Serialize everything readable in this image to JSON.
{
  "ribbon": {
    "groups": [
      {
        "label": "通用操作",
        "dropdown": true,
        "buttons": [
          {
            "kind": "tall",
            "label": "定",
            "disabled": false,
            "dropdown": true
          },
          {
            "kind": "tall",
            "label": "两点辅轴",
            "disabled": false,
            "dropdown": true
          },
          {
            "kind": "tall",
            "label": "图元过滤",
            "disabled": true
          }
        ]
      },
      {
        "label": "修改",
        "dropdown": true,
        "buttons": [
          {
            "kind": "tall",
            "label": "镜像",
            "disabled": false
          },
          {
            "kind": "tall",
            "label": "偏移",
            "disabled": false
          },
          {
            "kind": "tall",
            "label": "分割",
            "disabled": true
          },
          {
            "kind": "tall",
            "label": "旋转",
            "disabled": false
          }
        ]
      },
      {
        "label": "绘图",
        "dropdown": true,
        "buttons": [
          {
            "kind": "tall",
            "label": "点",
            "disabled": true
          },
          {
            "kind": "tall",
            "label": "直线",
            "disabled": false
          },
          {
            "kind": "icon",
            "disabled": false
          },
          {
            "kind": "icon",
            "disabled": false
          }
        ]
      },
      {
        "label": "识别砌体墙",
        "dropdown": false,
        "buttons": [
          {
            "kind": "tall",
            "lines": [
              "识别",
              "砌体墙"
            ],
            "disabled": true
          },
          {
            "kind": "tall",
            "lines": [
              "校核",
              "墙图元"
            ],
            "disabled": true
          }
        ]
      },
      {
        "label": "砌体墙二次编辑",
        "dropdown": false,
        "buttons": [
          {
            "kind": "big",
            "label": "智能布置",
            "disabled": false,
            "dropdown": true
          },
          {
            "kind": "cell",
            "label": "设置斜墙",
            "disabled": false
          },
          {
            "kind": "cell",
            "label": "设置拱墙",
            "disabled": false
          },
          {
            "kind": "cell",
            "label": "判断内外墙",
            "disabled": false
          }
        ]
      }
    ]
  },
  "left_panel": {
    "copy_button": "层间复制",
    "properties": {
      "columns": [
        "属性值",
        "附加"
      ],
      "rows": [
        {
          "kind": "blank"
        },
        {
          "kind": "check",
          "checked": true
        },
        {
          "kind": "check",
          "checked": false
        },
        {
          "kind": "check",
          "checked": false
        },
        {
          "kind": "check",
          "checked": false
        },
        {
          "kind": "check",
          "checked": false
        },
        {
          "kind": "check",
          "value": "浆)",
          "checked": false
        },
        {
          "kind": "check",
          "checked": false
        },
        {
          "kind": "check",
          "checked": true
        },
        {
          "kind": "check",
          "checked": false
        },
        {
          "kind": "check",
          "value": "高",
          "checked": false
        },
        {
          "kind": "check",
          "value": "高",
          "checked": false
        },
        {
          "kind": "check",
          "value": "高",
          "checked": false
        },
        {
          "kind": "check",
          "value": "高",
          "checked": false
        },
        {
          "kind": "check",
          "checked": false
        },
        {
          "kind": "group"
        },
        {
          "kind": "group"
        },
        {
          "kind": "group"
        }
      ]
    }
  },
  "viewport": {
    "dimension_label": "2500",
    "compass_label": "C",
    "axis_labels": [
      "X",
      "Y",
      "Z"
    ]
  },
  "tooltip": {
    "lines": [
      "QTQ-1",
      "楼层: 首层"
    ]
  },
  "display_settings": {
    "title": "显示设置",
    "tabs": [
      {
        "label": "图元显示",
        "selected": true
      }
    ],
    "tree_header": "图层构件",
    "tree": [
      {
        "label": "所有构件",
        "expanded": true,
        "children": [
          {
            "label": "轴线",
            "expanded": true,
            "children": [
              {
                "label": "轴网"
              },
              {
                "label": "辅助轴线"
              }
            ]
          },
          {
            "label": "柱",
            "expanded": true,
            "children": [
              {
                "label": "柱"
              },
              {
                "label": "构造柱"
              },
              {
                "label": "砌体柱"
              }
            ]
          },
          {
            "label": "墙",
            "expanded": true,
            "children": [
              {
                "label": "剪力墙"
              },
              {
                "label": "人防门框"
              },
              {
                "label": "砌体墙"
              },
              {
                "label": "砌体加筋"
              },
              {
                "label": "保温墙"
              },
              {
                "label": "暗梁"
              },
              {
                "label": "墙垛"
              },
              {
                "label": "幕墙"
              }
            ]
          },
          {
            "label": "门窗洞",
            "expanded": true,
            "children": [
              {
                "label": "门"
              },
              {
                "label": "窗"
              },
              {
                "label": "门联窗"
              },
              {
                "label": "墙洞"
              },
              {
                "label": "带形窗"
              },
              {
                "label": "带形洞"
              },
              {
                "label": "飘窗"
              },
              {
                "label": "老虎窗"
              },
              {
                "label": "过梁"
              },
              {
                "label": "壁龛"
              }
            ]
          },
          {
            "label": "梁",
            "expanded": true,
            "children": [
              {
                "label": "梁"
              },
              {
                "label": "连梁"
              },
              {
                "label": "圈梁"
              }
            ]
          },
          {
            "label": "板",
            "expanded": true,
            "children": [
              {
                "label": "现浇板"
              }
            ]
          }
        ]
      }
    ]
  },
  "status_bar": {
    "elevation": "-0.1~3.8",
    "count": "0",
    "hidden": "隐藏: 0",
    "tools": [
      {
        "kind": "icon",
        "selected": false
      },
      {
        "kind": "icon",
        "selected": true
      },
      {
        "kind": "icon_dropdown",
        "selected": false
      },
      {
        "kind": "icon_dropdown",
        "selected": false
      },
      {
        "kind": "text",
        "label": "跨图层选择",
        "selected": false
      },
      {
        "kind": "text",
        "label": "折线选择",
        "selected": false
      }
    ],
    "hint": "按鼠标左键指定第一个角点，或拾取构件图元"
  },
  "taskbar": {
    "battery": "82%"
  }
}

=-=-=-=-=

*Instruction*:
Nothing should be left out: return all of the records exactly.

*Response below*:
Serialize everything readable in this image to JSON.
{
  "ribbon": {
    "groups": [
      {
        "label": "通用操作",
        "dropdown": true,
        "buttons": [
          {
            "kind": "tall",
            "label": "定",
            "disabled": false,
            "dropdown": true
          },
          {
            "kind": "tall",
            "label": "两点辅轴",
            "disabled": false,
            "dropdown": true
          },
          {
            "kind": "tall",
            "label": "图元过滤",
            "disabled": true
          }
        ]
      },
      {
        "label": "修改",
        "dropdown": true,
        "buttons": [
          {
            "kind": "tall",
            "label": "镜像",
            "disabled": false
          },
          {
            "kind": "tall",
            "label": "偏移",
            "disabled": false
          },
          {
            "kind": "tall",
            "label": "分割",
            "disabled": true
          },
          {
            "kind": "tall",
            "label": "旋转",
            "disabled": false
          }
        ]
      },
      {
        "label": "绘图",
        "dropdown": true,
        "buttons": [
          {
            "kind": "tall",
            "label": "点",
            "disabled": true
          },
          {
            "kind": "tall",
            "label": "直线",
            "disabled": false
          },
          {
            "kind": "icon",
            "disabled": false
          },
          {
            "kind": "icon",
            "disabled": false
          }
        ]
      },
      {
        "label": "识别砌体墙",
        "dropdown": false,
        "buttons": [
          {
            "kind": "tall",
            "lines": [
              "识别",
              "砌体墙"
            ],
            "disabled": true
          },
          {
            "kind": "tall",
            "lines": [
              "校核",
              "墙图元"
            ],
            "disabled": true
          }
        ]
      },
      {
        "label": "砌体墙二次编辑",
        "dropdown": false,
        "buttons": [
          {
            "kind": "big",
            "label": "智能布置",
            "disabled": false,
            "dropdown": true
          },
          {
            "kind": "cell",
            "label": "设置斜墙",
            "disabled": false
          },
          {
            "kind": "cell",
            "label": "设置拱墙",
            "disabled": false
          },
          {
            "kind": "cell",
            "label": "判断内外墙",
            "disabled": false
          }
        ]
      }
    ]
  },
  "left_panel": {
    "copy_button": "层间复制",
    "properties": {
      "columns": [
        "属性值",
        "附加"
      ],
      "rows": [
        {
          "kind": "blank"
        },
        {
          "kind": "check",
          "checked": true
        },
        {
          "kind": "check",
          "checked": false
        },
        {
          "kind": "check",
          "checked": false
        },
        {
          "kind": "check",
          "checked": false
        },
        {
          "kind": "check",
          "checked": false
        },
        {
          "kind": "check",
          "value": "浆)",
          "checked": false
        },
        {
          "kind": "check",
          "checked": false
        },
        {
          "kind": "check",
          "checked": true
        },
        {
          "kind": "check",
          "checked": false
        },
        {
          "kind": "check",
          "value": "高",
          "checked": false
        },
        {
          "kind": "check",
          "value": "高",
          "checked": false
        },
        {
          "kind": "check",
          "value": "高",
          "checked": false
        },
        {
          "kind": "check",
          "value": "高",
          "checked": false
        },
        {
          "kind": "check",
          "checked": false
        },
        {
          "kind": "group"
        },
        {
          "kind": "group"
        },
        {
          "kind": "group"
        }
      ]
    }
  },
  "viewport": {
    "dimension_label": "2500",
    "compass_label": "C",
    "axis_labels": [
      "X",
      "Y",
      "Z"
    ]
  },
  "tooltip": {
    "lines": [
      "QTQ-1",
      "楼层: 首层"
    ]
  },
  "display_settings": {
    "title": "显示设置",
    "tabs": [
      {
        "label": "图元显示",
        "selected": true
      }
    ],
    "tree_header": "图层构件",
    "tree": [
      {
        "label": "所有构件",
        "expanded": true,
        "children": [
          {
            "label": "轴线",
            "expanded": true,
            "children": [
              {
                "label": "轴网"
              },
              {
                "label": "辅助轴线"
              }
            ]
          },
          {
            "label": "柱",
            "expanded": true,
            "children": [
              {
                "label": "柱"
              },
              {
                "label": "构造柱"
              },
              {
                "label": "砌体柱"
              }
            ]
          },
          {
            "label": "墙",
            "expanded": true,
            "children": [
              {
                "label": "剪力墙"
              },
              {
                "label": "人防门框"
              },
              {
                "label": "砌体墙"
              },
              {
                "label": "砌体加筋"
              },
              {
                "label": "保温墙"
              },
              {
                "label": "暗梁"
              },
              {
                "label": "墙垛"
              },
              {
                "label": "幕墙"
              }
            ]
          },
          {
            "label": "门窗洞",
            "expanded": true,
            "children": [
              {
                "label": "门"
              },
              {
                "label": "窗"
              },
              {
                "label": "门联窗"
              },
              {
                "label": "墙洞"
              },
              {
                "label": "带形窗"
              },
              {
                "label": "带形洞"
              },
              {
                "label": "飘窗"
              },
              {
                "label": "老虎窗"
              },
              {
                "label": "过梁"
              },
              {
                "label": "壁龛"
              }
            ]
          },
          {
            "label": "梁",
            "expanded": true,
            "children": [
              {
                "label": "梁"
              },
              {
                "label": "连梁"
              },
              {
                "label": "圈梁"
              }
            ]
          },
          {
            "label": "板",
            "expanded": true,
            "children": [
              {
                "label": "现浇板"
              }
            ]
          }
        ]
      }
    ]
  },
  "status_bar": {
    "elevation": "-0.1~3.8",
    "count": "0",
    "hidden": "隐藏: 0",
    "tools": [
      {
        "kind": "icon",
        "selected": false
      },
      {
        "kind": "icon",
        "selected": true
      },
      {
        "kind": "icon_dropdown",
        "selected": false
      },
      {
        "kind": "icon_dropdown",
        "selected": false
      },
      {
        "kind": "text",
        "label": "跨图层选择",
        "selected": false
      },
      {
        "kind": "text",
        "label": "折线选择",
        "selected": false
      }
    ],
    "hint": "按鼠标左键指定第一个角点，或拾取构件图元"
  },
  "taskbar": {
    "battery": "82%"
  }
}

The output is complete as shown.